───── Entries provided
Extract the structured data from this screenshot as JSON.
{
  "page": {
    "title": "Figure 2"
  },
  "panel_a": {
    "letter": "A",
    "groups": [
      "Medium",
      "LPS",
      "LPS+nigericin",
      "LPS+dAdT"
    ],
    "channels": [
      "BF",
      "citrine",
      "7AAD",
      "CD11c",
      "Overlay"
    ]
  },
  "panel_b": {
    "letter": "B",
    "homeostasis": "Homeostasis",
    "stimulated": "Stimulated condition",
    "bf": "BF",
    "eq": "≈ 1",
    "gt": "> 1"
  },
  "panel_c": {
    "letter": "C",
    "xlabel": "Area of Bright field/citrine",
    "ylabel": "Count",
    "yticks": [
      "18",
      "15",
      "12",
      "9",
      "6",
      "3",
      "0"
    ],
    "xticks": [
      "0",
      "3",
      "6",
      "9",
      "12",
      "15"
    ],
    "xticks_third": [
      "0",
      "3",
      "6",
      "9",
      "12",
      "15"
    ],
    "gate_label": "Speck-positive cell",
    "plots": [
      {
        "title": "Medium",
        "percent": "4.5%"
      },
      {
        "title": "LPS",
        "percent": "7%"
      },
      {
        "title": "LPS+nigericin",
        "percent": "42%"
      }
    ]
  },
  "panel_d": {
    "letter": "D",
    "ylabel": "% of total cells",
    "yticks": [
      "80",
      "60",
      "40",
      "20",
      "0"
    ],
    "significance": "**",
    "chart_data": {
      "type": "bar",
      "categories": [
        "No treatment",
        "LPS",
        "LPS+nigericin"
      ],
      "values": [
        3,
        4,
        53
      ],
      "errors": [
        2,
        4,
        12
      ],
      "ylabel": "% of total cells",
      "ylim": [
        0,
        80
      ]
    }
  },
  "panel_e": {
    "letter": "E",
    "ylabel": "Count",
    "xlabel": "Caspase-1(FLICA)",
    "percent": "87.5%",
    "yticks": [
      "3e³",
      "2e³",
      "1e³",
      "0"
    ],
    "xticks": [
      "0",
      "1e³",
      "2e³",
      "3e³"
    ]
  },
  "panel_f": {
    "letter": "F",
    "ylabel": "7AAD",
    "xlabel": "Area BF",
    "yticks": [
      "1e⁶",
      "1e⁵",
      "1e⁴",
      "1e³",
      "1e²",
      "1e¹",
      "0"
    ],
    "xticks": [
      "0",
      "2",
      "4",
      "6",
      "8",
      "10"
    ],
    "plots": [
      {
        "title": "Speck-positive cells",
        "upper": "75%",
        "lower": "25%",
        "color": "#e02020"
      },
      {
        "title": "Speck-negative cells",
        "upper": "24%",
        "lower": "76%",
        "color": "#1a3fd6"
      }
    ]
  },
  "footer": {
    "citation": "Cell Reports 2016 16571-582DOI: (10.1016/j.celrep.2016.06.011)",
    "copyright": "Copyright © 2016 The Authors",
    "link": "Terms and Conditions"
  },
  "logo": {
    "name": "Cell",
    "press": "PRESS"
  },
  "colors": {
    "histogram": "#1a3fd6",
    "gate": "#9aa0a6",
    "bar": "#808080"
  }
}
──────────
───── Entries provided
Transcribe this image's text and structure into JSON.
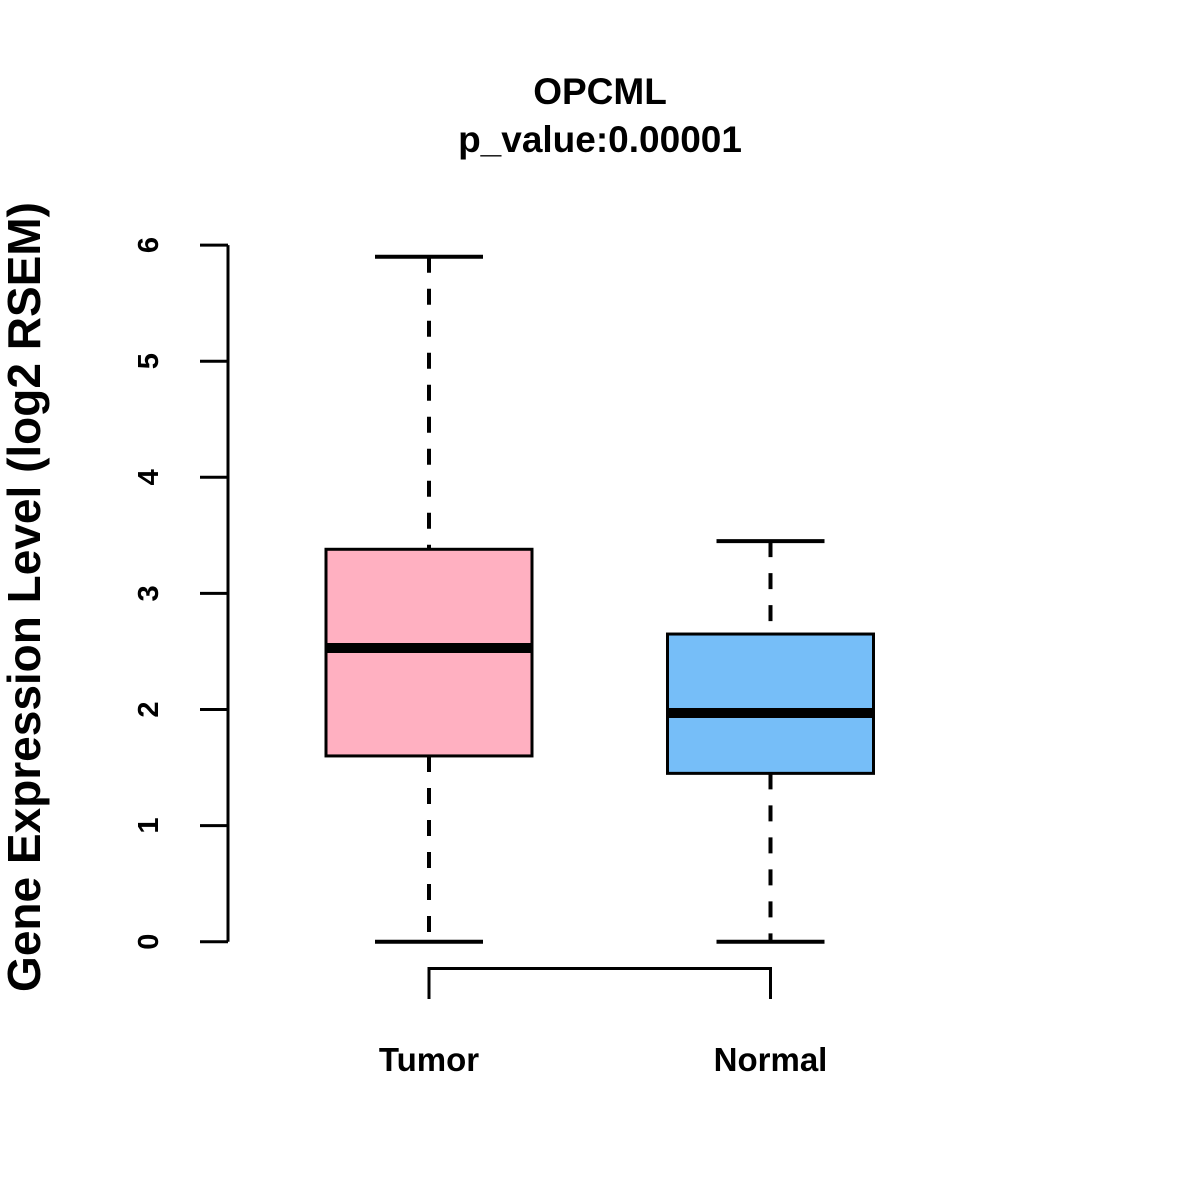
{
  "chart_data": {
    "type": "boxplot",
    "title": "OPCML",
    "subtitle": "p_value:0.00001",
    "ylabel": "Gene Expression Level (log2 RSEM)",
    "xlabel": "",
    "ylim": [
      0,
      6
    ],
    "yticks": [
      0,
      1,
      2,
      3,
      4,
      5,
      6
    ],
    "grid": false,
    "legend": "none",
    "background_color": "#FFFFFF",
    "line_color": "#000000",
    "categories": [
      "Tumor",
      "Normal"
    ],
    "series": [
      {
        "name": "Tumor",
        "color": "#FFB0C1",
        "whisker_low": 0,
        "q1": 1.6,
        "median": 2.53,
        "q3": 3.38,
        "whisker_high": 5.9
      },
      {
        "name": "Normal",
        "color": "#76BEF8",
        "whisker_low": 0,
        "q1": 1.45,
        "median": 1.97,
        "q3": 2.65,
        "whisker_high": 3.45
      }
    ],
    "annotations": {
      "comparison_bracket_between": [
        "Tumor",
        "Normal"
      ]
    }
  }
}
──────────
───── Entries provided
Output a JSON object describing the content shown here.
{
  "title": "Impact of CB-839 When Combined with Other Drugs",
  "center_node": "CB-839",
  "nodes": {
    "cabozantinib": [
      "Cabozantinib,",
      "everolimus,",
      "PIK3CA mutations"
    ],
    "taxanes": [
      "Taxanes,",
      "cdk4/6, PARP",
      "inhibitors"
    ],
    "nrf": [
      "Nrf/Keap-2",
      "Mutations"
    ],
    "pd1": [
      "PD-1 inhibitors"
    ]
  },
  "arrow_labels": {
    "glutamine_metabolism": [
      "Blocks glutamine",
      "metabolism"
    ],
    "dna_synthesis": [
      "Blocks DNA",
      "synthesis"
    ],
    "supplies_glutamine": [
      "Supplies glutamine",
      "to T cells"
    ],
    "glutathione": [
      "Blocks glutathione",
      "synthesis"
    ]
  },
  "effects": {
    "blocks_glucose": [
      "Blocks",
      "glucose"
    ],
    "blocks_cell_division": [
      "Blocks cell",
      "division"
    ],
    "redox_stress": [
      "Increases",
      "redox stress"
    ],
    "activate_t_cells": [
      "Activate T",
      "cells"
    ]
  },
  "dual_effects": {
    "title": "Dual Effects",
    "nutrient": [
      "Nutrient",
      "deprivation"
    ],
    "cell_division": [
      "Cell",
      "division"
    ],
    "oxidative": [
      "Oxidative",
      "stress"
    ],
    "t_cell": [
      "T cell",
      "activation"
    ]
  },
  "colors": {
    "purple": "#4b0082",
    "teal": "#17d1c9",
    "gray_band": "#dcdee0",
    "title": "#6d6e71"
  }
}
──────────
* **How to complete this task**:
Return all lines above that mention the word "positive".

* **Answer box**:
    "gate_label": "Speck-positive cell",
        "title": "Speck-positive cells",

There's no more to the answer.